**Brief**
Write out every entry, unchanged. Skip any picture.

Dataset records:
= = = =

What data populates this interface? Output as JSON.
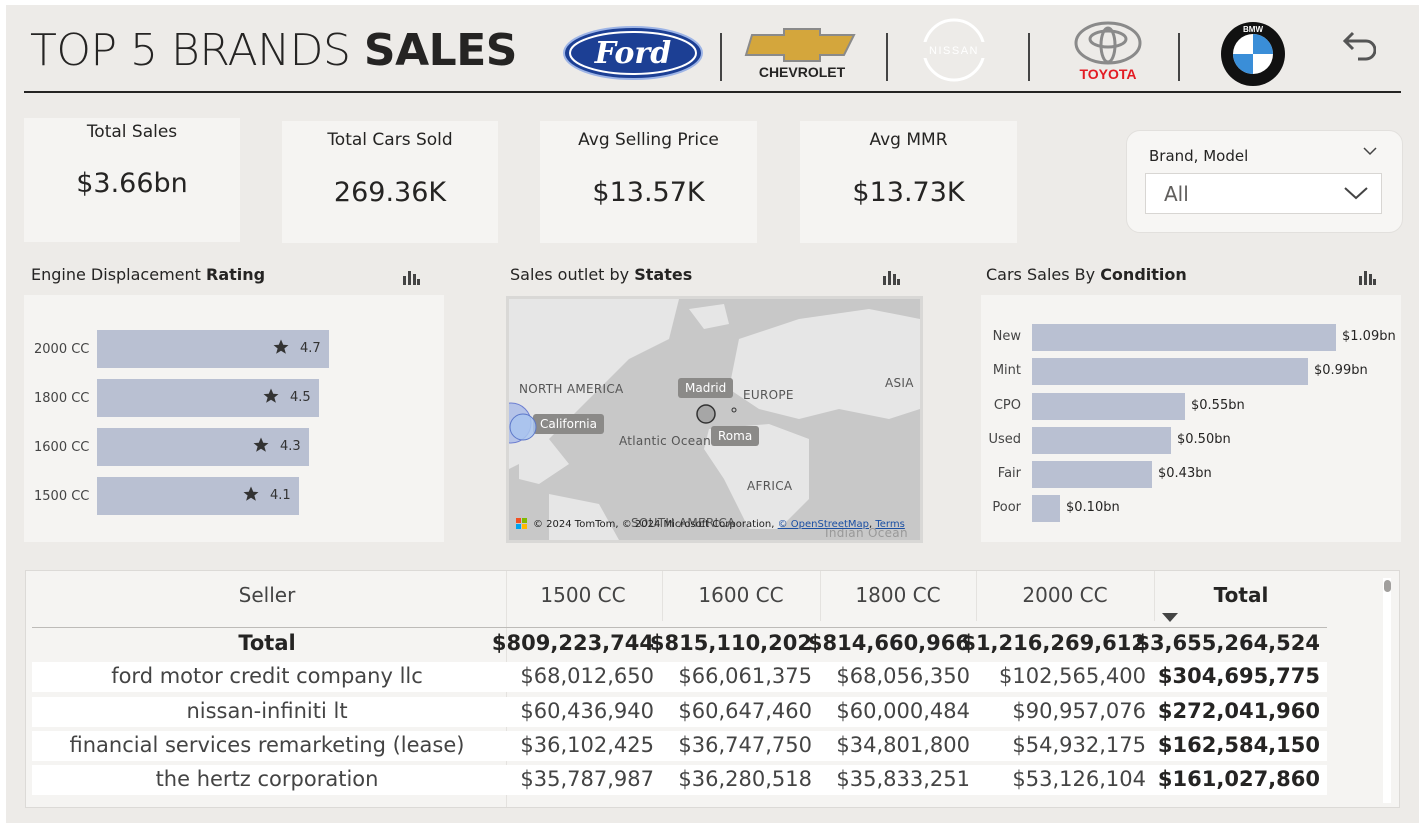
{
  "header": {
    "title_light": "TOP 5 BRANDS ",
    "title_bold": "SALES",
    "brands": [
      "Ford",
      "CHEVROLET",
      "NISSAN",
      "TOYOTA",
      "BMW"
    ],
    "colors": {
      "ford_blue": "#1c3f94",
      "chevy_gold": "#d4a63c",
      "toyota_red": "#e31b23",
      "bmw_blue": "#3a8ed8"
    }
  },
  "kpis": [
    {
      "label": "Total Sales",
      "value": "$3.66bn"
    },
    {
      "label": "Total Cars Sold",
      "value": "269.36K"
    },
    {
      "label": "Avg Selling Price",
      "value": "$13.57K"
    },
    {
      "label": "Avg MMR",
      "value": "$13.73K"
    }
  ],
  "slicer": {
    "label": "Brand, Model",
    "value": "All"
  },
  "rating_panel": {
    "title_light": "Engine Displacement ",
    "title_bold": "Rating",
    "rows": [
      {
        "category": "2000 CC",
        "rating": "4.7"
      },
      {
        "category": "1800 CC",
        "rating": "4.5"
      },
      {
        "category": "1600 CC",
        "rating": "4.3"
      },
      {
        "category": "1500 CC",
        "rating": "4.1"
      }
    ]
  },
  "map_panel": {
    "title_light": "Sales outlet by ",
    "title_bold": "States",
    "labels": {
      "north_america": "NORTH AMERICA",
      "europe": "EUROPE",
      "asia": "ASIA",
      "atlantic": "Atlantic Ocean",
      "africa": "AFRICA",
      "south_america": "SOUTH AMERICA",
      "indian": "Indian Ocean",
      "madrid": "Madrid",
      "california": "California",
      "roma": "Roma"
    },
    "attribution_prefix": "© 2024 TomTom, © 2024 Microsoft Corporation, ",
    "attribution_osm": "© OpenStreetMap",
    "attribution_terms": "Terms"
  },
  "condition_panel": {
    "title_light": "Cars Sales By ",
    "title_bold": "Condition"
  },
  "chart_data": [
    {
      "type": "bar",
      "orientation": "horizontal",
      "categories": [
        "2000 CC",
        "1800 CC",
        "1600 CC",
        "1500 CC"
      ],
      "values": [
        4.7,
        4.5,
        4.3,
        4.1
      ]
    },
    {
      "type": "bar",
      "orientation": "horizontal",
      "categories": [
        "New",
        "Mint",
        "CPO",
        "Used",
        "Fair",
        "Poor"
      ],
      "values": [
        1.09,
        0.99,
        0.55,
        0.5,
        0.43,
        0.1
      ],
      "labels": [
        "$1.09bn",
        "$0.99bn",
        "$0.55bn",
        "$0.50bn",
        "$0.43bn",
        "$0.10bn"
      ]
    }
  ],
  "table": {
    "columns": [
      "Seller",
      "1500 CC",
      "1600 CC",
      "1800 CC",
      "2000 CC",
      "Total"
    ],
    "total_row": {
      "label": "Total",
      "values": [
        "$809,223,744",
        "$815,110,202",
        "$814,660,966",
        "$1,216,269,612",
        "$3,655,264,524"
      ]
    },
    "rows": [
      {
        "seller": "ford motor credit company llc",
        "values": [
          "$68,012,650",
          "$66,061,375",
          "$68,056,350",
          "$102,565,400",
          "$304,695,775"
        ]
      },
      {
        "seller": "nissan-infiniti lt",
        "values": [
          "$60,436,940",
          "$60,647,460",
          "$60,000,484",
          "$90,957,076",
          "$272,041,960"
        ]
      },
      {
        "seller": "financial services remarketing (lease)",
        "values": [
          "$36,102,425",
          "$36,747,750",
          "$34,801,800",
          "$54,932,175",
          "$162,584,150"
        ]
      },
      {
        "seller": "the hertz corporation",
        "values": [
          "$35,787,987",
          "$36,280,518",
          "$35,833,251",
          "$53,126,104",
          "$161,027,860"
        ]
      }
    ]
  }
}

= = = =

**Solution for this task**
What data populates this interface? Output as JSON.
{
  "header": {
    "title_light": "TOP 5 BRANDS ",
    "title_bold": "SALES",
    "brands": [
      "Ford",
      "CHEVROLET",
      "NISSAN",
      "TOYOTA",
      "BMW"
    ],
    "colors": {
      "ford_blue": "#1c3f94",
      "chevy_gold": "#d4a63c",
      "toyota_red": "#e31b23",
      "bmw_blue": "#3a8ed8"
    }
  },
  "kpis": [
    {
      "label": "Total Sales",
      "value": "$3.66bn"
    },
    {
      "label": "Total Cars Sold",
      "value": "269.36K"
    },
    {
      "label": "Avg Selling Price",
      "value": "$13.57K"
    },
    {
      "label": "Avg MMR",
      "value": "$13.73K"
    }
  ],
  "slicer": {
    "label": "Brand, Model",
    "value": "All"
  },
  "rating_panel": {
    "title_light": "Engine Displacement ",
    "title_bold": "Rating",
    "rows": [
      {
        "category": "2000 CC",
        "rating": "4.7"
      },
      {
        "category": "1800 CC",
        "rating": "4.5"
      },
      {
        "category": "1600 CC",
        "rating": "4.3"
      },
      {
        "category": "1500 CC",
        "rating": "4.1"
      }
    ]
  },
  "map_panel": {
    "title_light": "Sales outlet by ",
    "title_bold": "States",
    "labels": {
      "north_america": "NORTH AMERICA",
      "europe": "EUROPE",
      "asia": "ASIA",
      "atlantic": "Atlantic Ocean",
      "africa": "AFRICA",
      "south_america": "SOUTH AMERICA",
      "indian": "Indian Ocean",
      "madrid": "Madrid",
      "california": "California",
      "roma": "Roma"
    },
    "attribution_prefix": "© 2024 TomTom, © 2024 Microsoft Corporation, ",
    "attribution_osm": "© OpenStreetMap",
    "attribution_terms": "Terms"
  },
  "condition_panel": {
    "title_light": "Cars Sales By ",
    "title_bold": "Condition"
  },
  "chart_data": [
    {
      "type": "bar",
      "orientation": "horizontal",
      "categories": [
        "2000 CC",
        "1800 CC",
        "1600 CC",
        "1500 CC"
      ],
      "values": [
        4.7,
        4.5,
        4.3,
        4.1
      ]
    },
    {
      "type": "bar",
      "orientation": "horizontal",
      "categories": [
        "New",
        "Mint",
        "CPO",
        "Used",
        "Fair",
        "Poor"
      ],
      "values": [
        1.09,
        0.99,
        0.55,
        0.5,
        0.43,
        0.1
      ],
      "labels": [
        "$1.09bn",
        "$0.99bn",
        "$0.55bn",
        "$0.50bn",
        "$0.43bn",
        "$0.10bn"
      ]
    }
  ],
  "table": {
    "columns": [
      "Seller",
      "1500 CC",
      "1600 CC",
      "1800 CC",
      "2000 CC",
      "Total"
    ],
    "total_row": {
      "label": "Total",
      "values": [
        "$809,223,744",
        "$815,110,202",
        "$814,660,966",
        "$1,216,269,612",
        "$3,655,264,524"
      ]
    },
    "rows": [
      {
        "seller": "ford motor credit company llc",
        "values": [
          "$68,012,650",
          "$66,061,375",
          "$68,056,350",
          "$102,565,400",
          "$304,695,775"
        ]
      },
      {
        "seller": "nissan-infiniti lt",
        "values": [
          "$60,436,940",
          "$60,647,460",
          "$60,000,484",
          "$90,957,076",
          "$272,041,960"
        ]
      },
      {
        "seller": "financial services remarketing (lease)",
        "values": [
          "$36,102,425",
          "$36,747,750",
          "$34,801,800",
          "$54,932,175",
          "$162,584,150"
        ]
      },
      {
        "seller": "the hertz corporation",
        "values": [
          "$35,787,987",
          "$36,280,518",
          "$35,833,251",
          "$53,126,104",
          "$161,027,860"
        ]
      }
    ]
  }
}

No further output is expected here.